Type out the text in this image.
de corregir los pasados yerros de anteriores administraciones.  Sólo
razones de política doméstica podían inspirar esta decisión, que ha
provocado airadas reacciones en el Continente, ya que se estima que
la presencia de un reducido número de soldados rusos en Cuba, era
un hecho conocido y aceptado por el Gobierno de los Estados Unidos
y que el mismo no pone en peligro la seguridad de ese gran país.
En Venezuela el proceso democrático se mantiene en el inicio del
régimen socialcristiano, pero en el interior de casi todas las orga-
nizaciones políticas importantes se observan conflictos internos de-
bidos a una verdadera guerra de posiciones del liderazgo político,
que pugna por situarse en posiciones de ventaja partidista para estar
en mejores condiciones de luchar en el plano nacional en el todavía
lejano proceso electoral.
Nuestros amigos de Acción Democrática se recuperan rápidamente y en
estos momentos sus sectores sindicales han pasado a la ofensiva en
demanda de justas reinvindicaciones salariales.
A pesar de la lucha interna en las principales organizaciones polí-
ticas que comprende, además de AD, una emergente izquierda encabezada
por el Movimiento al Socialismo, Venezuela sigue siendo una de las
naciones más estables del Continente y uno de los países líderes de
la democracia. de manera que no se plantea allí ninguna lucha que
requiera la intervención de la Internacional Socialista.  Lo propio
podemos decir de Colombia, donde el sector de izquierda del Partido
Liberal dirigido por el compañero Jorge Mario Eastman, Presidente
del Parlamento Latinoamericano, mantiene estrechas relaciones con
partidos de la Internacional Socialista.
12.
········
# [What you will do]
Reproduce the complete data exactly as presented above.

# [Reply to the task]
Type out the text in this image.
de corregir los pasados yerros de anteriores administraciones.  Sólo
razones de política doméstica podían inspirar esta decisión, que ha
provocado airadas reacciones en el Continente, ya que se estima que
la presencia de un reducido número de soldados rusos en Cuba, era
un hecho conocido y aceptado por el Gobierno de los Estados Unidos
y que el mismo no pone en peligro la seguridad de ese gran país.
En Venezuela el proceso democrático se mantiene en el inicio del
régimen socialcristiano, pero en el interior de casi todas las orga-
nizaciones políticas importantes se observan conflictos internos de-
bidos a una verdadera guerra de posiciones del liderazgo político,
que pugna por situarse en posiciones de ventaja partidista para estar
en mejores condiciones de luchar en el plano nacional en el todavía
lejano proceso electoral.
Nuestros amigos de Acción Democrática se recuperan rápidamente y en
estos momentos sus sectores sindicales han pasado a la ofensiva en
demanda de justas reinvindicaciones salariales.
A pesar de la lucha interna en las principales organizaciones polí-
ticas que comprende, además de AD, una emergente izquierda encabezada
por el Movimiento al Socialismo, Venezuela sigue siendo una de las
naciones más estables del Continente y uno de los países líderes de
la democracia. de manera que no se plantea allí ninguna lucha que
requiera la intervención de la Internacional Socialista.  Lo propio
podemos decir de Colombia, donde el sector de izquierda del Partido
Liberal dirigido por el compañero Jorge Mario Eastman, Presidente
del Parlamento Latinoamericano, mantiene estrechas relaciones con
partidos de la Internacional Socialista.
12.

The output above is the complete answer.